** Start Material to process **

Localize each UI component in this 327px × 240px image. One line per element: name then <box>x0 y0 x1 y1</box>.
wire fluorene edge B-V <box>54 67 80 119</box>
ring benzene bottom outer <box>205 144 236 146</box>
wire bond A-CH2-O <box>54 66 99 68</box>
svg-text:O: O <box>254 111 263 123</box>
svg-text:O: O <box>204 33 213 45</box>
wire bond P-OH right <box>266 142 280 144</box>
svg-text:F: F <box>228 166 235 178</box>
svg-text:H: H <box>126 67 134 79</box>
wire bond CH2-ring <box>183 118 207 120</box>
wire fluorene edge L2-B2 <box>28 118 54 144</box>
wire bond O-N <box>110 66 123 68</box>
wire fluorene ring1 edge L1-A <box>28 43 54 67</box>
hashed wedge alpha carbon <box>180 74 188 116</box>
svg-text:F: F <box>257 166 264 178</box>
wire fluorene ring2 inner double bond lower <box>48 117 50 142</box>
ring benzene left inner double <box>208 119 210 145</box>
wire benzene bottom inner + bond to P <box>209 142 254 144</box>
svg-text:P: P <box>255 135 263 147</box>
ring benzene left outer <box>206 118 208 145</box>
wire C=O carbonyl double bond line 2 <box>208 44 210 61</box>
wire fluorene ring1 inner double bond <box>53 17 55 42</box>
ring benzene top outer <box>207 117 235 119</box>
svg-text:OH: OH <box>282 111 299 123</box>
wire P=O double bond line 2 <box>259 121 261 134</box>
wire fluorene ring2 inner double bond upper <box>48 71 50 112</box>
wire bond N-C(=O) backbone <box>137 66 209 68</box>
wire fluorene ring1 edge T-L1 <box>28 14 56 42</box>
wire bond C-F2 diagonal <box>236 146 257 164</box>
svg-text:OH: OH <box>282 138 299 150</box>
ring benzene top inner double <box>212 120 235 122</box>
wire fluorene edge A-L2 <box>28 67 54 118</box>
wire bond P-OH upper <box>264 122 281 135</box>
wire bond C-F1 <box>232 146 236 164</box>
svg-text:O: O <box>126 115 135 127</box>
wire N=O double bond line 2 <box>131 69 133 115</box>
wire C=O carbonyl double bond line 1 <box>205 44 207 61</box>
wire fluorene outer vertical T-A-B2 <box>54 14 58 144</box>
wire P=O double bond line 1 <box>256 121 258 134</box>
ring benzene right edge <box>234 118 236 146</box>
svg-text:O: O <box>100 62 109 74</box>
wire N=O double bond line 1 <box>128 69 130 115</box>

** End Material to process **

:: Stated problem ::
Locate each line of the entries above that contains the string "bottom", and copy those lines in full.

:: Written response ::
ring benzene bottom outer <box>205 144 236 146</box>
wire benzene bottom inner + bond to P <box>209 142 254 144</box>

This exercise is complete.